— REQUEST —
Give the material again in full, matching it exactly.

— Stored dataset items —
· · ·

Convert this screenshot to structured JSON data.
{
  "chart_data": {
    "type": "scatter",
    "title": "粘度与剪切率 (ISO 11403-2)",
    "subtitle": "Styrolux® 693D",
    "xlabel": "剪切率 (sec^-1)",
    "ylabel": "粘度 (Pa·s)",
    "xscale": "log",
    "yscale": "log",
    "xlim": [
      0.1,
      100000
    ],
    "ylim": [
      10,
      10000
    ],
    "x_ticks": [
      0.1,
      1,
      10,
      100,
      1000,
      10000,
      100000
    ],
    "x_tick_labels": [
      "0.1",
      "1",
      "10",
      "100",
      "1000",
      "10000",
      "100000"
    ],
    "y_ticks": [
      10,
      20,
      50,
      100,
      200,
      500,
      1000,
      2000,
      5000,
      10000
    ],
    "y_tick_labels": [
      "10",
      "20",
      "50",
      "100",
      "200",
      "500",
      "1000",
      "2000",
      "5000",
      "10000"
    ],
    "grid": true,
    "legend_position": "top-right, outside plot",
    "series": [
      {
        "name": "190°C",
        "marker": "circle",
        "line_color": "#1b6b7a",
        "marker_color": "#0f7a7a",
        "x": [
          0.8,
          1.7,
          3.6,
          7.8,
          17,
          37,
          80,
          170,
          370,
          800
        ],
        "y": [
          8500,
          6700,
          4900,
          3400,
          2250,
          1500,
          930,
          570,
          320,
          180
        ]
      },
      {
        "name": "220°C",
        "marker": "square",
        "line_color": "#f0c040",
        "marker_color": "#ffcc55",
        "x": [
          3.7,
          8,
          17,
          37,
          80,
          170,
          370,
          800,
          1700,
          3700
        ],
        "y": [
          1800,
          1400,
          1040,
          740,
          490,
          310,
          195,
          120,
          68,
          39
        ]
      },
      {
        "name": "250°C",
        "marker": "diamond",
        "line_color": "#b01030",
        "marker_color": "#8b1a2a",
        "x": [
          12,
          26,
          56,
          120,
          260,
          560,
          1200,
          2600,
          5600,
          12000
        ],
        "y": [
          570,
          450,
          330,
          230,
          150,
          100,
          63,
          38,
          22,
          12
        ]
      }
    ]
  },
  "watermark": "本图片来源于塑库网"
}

· · ·

— EXPECTED ANSWER —
Convert this screenshot to structured JSON data.
{
  "chart_data": {
    "type": "scatter",
    "title": "粘度与剪切率 (ISO 11403-2)",
    "subtitle": "Styrolux® 693D",
    "xlabel": "剪切率 (sec^-1)",
    "ylabel": "粘度 (Pa·s)",
    "xscale": "log",
    "yscale": "log",
    "xlim": [
      0.1,
      100000
    ],
    "ylim": [
      10,
      10000
    ],
    "x_ticks": [
      0.1,
      1,
      10,
      100,
      1000,
      10000,
      100000
    ],
    "x_tick_labels": [
      "0.1",
      "1",
      "10",
      "100",
      "1000",
      "10000",
      "100000"
    ],
    "y_ticks": [
      10,
      20,
      50,
      100,
      200,
      500,
      1000,
      2000,
      5000,
      10000
    ],
    "y_tick_labels": [
      "10",
      "20",
      "50",
      "100",
      "200",
      "500",
      "1000",
      "2000",
      "5000",
      "10000"
    ],
    "grid": true,
    "legend_position": "top-right, outside plot",
    "series": [
      {
        "name": "190°C",
        "marker": "circle",
        "line_color": "#1b6b7a",
        "marker_color": "#0f7a7a",
        "x": [
          0.8,
          1.7,
          3.6,
          7.8,
          17,
          37,
          80,
          170,
          370,
          800
        ],
        "y": [
          8500,
          6700,
          4900,
          3400,
          2250,
          1500,
          930,
          570,
          320,
          180
        ]
      },
      {
        "name": "220°C",
        "marker": "square",
        "line_color": "#f0c040",
        "marker_color": "#ffcc55",
        "x": [
          3.7,
          8,
          17,
          37,
          80,
          170,
          370,
          800,
          1700,
          3700
        ],
        "y": [
          1800,
          1400,
          1040,
          740,
          490,
          310,
          195,
          120,
          68,
          39
        ]
      },
      {
        "name": "250°C",
        "marker": "diamond",
        "line_color": "#b01030",
        "marker_color": "#8b1a2a",
        "x": [
          12,
          26,
          56,
          120,
          260,
          560,
          1200,
          2600,
          5600,
          12000
        ],
        "y": [
          570,
          450,
          330,
          230,
          150,
          100,
          63,
          38,
          22,
          12
        ]
      }
    ]
  },
  "watermark": "本图片来源于塑库网"
}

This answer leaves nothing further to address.